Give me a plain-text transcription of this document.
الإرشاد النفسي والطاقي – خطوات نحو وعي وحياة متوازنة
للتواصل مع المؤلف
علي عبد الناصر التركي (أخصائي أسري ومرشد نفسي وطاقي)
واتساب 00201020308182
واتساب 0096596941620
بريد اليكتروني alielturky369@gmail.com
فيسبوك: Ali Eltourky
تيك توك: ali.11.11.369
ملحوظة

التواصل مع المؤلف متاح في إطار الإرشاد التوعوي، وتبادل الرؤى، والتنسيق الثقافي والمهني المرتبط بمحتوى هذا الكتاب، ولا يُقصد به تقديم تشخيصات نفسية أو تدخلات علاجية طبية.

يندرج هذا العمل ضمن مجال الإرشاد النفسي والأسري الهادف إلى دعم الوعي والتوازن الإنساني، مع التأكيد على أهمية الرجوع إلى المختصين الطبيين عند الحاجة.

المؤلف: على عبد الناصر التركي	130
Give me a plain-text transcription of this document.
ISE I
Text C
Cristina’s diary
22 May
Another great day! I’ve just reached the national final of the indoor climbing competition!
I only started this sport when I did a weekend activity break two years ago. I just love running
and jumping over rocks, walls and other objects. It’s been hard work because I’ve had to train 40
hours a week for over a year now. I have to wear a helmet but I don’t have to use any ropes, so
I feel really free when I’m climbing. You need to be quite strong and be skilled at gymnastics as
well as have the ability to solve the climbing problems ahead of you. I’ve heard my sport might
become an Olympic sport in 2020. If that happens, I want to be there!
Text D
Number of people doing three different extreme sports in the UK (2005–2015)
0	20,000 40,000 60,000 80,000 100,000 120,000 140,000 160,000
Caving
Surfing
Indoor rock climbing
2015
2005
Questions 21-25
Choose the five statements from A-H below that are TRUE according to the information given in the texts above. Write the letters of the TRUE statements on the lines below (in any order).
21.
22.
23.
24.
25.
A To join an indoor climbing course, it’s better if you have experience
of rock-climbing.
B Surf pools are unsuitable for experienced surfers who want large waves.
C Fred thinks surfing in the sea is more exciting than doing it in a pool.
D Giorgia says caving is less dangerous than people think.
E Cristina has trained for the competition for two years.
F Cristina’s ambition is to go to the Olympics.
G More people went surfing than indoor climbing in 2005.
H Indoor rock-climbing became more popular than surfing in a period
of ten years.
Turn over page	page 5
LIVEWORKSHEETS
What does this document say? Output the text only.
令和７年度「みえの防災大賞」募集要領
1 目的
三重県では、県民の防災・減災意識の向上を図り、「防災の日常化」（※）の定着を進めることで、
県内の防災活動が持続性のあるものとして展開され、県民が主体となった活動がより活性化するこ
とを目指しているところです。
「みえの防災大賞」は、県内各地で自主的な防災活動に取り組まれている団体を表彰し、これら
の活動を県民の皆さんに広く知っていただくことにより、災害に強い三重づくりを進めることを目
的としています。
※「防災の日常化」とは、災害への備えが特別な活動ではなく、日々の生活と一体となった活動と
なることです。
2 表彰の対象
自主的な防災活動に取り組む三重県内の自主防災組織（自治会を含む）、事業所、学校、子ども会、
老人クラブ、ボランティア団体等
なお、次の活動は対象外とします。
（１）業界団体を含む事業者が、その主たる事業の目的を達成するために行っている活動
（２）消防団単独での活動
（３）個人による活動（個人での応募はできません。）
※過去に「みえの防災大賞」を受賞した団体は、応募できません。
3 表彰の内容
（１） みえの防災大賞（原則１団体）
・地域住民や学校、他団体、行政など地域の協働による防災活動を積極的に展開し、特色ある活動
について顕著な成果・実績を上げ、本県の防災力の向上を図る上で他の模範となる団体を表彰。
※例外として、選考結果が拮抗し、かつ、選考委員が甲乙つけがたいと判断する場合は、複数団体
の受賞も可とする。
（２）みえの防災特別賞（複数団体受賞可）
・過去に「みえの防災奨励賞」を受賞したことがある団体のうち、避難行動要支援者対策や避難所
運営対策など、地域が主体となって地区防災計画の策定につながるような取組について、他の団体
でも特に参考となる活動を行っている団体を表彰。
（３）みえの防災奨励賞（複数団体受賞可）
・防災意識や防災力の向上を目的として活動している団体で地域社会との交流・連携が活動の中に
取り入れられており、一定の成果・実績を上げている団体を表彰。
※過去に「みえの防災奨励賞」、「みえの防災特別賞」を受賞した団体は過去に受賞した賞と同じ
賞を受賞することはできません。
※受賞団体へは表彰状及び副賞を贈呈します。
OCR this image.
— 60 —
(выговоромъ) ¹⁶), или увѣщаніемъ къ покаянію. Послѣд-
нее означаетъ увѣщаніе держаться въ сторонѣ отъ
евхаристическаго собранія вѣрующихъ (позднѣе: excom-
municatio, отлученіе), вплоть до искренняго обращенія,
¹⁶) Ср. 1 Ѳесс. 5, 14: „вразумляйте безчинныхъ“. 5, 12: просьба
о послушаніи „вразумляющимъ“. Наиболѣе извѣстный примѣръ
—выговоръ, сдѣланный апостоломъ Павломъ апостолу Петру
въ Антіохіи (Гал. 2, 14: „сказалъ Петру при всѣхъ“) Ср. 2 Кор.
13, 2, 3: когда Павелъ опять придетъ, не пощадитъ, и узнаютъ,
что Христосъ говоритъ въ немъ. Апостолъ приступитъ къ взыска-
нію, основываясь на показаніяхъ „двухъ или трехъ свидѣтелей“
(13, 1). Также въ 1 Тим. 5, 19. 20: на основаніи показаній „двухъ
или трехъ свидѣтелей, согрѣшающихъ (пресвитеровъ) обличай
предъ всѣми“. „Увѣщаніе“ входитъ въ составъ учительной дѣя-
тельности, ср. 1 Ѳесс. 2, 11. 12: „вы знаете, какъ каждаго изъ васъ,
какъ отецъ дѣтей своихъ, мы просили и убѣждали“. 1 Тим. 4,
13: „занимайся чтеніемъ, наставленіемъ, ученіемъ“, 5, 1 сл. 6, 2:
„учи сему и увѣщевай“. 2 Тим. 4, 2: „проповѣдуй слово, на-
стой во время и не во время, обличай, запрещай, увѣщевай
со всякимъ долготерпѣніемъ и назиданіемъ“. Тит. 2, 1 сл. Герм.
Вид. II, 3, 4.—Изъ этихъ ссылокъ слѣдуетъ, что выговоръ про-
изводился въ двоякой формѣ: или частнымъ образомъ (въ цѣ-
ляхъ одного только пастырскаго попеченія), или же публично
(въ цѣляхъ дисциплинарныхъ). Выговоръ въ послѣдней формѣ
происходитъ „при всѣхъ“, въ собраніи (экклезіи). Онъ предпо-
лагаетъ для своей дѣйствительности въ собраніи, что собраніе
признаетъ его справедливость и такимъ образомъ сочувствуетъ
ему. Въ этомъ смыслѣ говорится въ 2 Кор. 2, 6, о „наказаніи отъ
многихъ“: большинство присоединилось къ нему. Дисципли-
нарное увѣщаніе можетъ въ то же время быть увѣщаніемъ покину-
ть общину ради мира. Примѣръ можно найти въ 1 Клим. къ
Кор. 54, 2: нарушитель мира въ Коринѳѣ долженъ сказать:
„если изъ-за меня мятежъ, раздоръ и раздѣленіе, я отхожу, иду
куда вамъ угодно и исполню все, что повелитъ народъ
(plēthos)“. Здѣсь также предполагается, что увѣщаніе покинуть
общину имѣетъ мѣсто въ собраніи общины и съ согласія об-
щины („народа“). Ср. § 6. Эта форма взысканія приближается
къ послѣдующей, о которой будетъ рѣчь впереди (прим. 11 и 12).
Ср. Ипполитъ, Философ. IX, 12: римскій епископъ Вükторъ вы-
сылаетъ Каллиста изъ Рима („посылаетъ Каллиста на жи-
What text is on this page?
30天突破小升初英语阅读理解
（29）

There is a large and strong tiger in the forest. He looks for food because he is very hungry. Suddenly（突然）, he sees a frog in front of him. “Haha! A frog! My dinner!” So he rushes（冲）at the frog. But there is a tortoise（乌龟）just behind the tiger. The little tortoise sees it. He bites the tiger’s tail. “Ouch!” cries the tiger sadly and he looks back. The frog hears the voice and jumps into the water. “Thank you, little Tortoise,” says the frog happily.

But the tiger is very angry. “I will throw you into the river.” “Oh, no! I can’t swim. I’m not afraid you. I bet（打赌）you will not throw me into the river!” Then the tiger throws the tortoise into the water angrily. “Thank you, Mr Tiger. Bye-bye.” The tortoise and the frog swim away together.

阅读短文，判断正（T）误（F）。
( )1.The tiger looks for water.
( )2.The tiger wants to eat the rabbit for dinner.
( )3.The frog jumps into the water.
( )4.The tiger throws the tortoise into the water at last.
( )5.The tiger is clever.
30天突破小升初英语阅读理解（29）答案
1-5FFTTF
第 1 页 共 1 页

* [GIVEN EXERCISE]
Restate the final lines of the listing above word for word, beginning at the line that contains "What text is on this page?".

* [REPLY TO THE EXERCISE]
What text is on this page?
30天突破小升初英语阅读理解
（29）

There is a large and strong tiger in the forest. He looks for food because he is very hungry. Suddenly（突然）, he sees a frog in front of him. “Haha! A frog! My dinner!” So he rushes（冲）at the frog. But there is a tortoise（乌龟）just behind the tiger. The little tortoise sees it. He bites the tiger’s tail. “Ouch!” cries the tiger sadly and he looks back. The frog hears the voice and jumps into the water. “Thank you, little Tortoise,” says the frog happily.

But the tiger is very angry. “I will throw you into the river.” “Oh, no! I can’t swim. I’m not afraid you. I bet（打赌）you will not throw me into the river!” Then the tiger throws the tortoise into the water angrily. “Thank you, Mr Tiger. Bye-bye.” The tortoise and the frog swim away together.

阅读短文，判断正（T）误（F）。
( )1.The tiger looks for water.
( )2.The tiger wants to eat the rabbit for dinner.
( )3.The frog jumps into the water.
( )4.The tiger throws the tortoise into the water at last.
( )5.The tiger is clever.
30天突破小升初英语阅读理解（29）答案
1-5FFTTF
第 1 页 共 1 页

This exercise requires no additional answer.